* _To be done_
Hunt for the word "与殷晋安别" across the entries below, copying each line that holds it.

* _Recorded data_
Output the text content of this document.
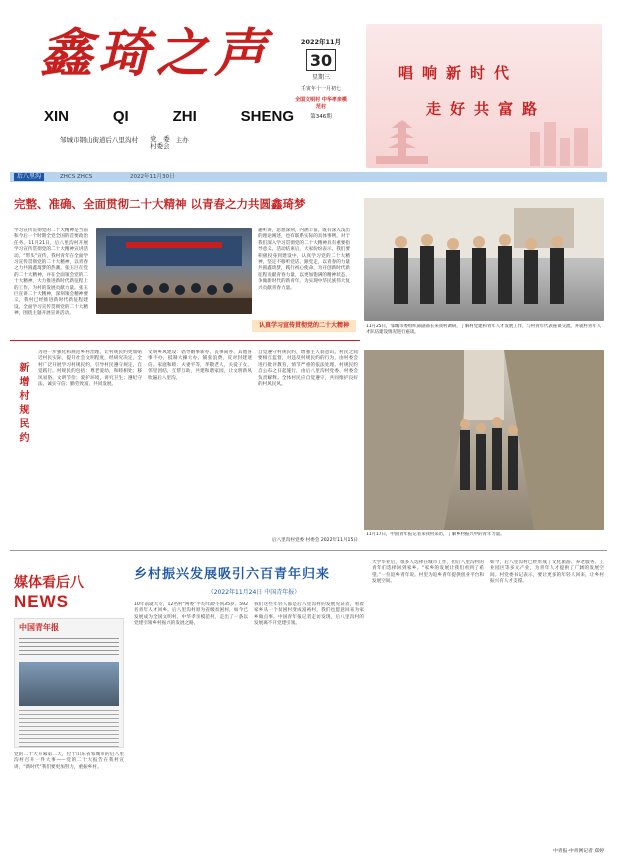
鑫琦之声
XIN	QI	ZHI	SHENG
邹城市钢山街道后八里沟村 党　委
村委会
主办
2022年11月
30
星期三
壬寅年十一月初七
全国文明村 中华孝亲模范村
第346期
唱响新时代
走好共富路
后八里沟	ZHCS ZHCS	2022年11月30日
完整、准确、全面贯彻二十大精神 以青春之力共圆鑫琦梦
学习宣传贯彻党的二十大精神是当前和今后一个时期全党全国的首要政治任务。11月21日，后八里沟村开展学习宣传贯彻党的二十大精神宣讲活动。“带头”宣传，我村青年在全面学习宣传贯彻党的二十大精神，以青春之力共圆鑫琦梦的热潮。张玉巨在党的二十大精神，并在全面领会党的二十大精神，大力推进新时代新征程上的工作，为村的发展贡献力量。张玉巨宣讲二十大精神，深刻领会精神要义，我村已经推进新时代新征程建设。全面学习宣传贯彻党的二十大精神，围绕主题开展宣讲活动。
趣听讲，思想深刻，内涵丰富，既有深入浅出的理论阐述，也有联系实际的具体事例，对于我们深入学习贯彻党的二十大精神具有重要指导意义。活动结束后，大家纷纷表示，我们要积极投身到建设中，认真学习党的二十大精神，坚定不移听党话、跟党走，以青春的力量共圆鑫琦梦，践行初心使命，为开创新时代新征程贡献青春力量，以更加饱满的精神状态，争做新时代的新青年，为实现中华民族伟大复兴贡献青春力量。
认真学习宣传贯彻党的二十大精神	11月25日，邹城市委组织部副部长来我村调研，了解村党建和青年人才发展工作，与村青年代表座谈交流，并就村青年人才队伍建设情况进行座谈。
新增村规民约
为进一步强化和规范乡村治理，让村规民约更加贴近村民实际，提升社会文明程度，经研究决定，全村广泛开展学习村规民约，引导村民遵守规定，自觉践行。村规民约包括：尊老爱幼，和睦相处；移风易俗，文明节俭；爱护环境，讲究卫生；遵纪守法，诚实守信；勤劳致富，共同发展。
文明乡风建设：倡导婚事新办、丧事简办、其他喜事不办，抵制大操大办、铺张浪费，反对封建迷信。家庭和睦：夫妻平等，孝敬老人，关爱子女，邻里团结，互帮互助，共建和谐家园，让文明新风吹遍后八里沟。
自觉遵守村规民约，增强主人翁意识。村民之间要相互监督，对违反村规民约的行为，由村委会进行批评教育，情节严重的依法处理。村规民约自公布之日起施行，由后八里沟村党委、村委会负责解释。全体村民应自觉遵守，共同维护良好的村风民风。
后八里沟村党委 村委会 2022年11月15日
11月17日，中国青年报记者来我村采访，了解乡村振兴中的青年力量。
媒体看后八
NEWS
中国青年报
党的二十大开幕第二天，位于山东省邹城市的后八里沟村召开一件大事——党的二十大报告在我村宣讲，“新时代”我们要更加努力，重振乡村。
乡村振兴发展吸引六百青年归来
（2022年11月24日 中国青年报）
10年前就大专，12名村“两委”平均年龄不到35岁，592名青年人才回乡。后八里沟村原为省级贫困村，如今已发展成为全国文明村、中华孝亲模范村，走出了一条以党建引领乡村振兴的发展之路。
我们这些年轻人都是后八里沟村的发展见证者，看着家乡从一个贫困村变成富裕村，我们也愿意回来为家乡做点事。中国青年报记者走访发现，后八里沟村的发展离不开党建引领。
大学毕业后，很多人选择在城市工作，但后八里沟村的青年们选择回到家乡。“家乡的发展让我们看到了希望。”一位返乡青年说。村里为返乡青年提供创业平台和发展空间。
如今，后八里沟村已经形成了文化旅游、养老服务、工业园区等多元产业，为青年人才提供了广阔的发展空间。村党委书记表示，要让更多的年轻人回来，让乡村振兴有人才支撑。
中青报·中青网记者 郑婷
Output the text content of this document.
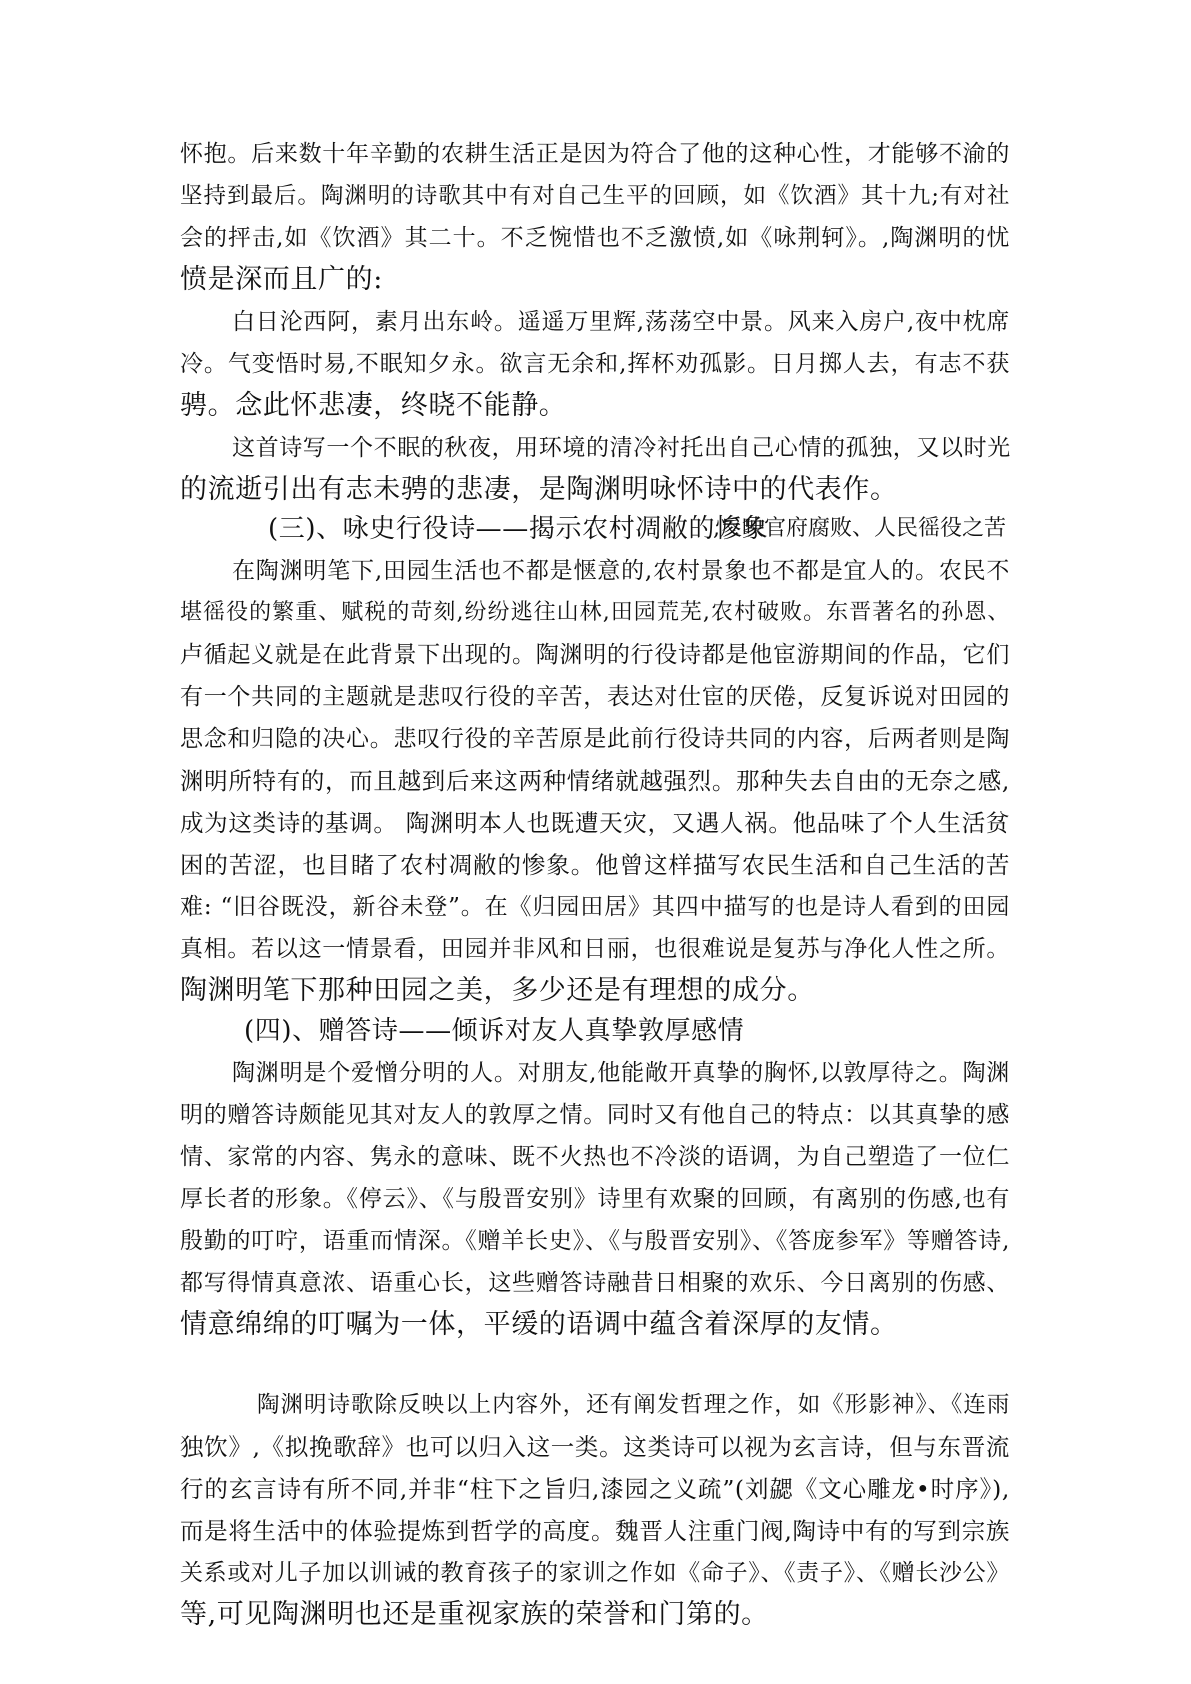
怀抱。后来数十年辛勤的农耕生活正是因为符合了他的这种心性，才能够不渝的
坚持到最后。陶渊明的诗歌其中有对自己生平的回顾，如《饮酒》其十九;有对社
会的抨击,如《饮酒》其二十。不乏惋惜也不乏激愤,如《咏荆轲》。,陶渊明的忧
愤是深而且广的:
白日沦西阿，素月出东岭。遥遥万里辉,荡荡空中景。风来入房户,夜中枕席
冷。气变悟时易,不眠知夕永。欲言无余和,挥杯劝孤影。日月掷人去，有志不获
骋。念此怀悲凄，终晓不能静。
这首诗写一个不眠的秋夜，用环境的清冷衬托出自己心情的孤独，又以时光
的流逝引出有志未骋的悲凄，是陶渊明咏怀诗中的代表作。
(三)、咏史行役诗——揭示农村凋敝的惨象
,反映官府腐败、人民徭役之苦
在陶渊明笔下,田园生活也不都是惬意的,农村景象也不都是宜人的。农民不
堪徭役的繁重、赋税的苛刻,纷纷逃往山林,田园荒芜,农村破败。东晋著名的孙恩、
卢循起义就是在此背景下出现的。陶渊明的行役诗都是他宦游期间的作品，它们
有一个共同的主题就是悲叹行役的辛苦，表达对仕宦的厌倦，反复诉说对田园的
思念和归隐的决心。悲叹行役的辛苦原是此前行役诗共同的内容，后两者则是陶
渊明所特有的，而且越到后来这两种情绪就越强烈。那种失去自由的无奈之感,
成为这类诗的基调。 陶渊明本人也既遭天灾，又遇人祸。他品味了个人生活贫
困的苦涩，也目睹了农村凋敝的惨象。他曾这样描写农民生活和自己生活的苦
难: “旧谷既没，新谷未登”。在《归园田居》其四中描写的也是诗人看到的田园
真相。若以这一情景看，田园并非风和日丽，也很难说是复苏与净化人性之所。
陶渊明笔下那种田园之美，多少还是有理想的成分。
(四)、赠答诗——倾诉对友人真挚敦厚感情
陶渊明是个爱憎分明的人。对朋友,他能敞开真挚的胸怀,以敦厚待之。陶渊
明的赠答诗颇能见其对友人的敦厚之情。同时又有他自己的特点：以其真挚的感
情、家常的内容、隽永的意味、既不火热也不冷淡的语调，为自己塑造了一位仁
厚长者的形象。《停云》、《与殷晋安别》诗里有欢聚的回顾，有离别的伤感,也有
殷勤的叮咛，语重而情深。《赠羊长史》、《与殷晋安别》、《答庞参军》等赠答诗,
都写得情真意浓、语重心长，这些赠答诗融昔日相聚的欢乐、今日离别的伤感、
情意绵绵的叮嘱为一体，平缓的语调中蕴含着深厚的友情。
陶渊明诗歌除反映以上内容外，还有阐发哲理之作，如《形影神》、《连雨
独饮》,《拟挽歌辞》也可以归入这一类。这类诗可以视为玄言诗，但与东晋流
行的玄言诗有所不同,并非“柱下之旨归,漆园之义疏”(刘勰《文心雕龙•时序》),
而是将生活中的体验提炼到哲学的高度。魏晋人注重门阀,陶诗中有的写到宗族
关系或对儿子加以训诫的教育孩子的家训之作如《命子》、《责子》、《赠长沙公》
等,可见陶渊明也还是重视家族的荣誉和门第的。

* _Response_
厚长者的形象。《停云》、《与殷晋安别》诗里有欢聚的回顾，有离别的伤感,也有
殷勤的叮咛，语重而情深。《赠羊长史》、《与殷晋安别》、《答庞参军》等赠答诗,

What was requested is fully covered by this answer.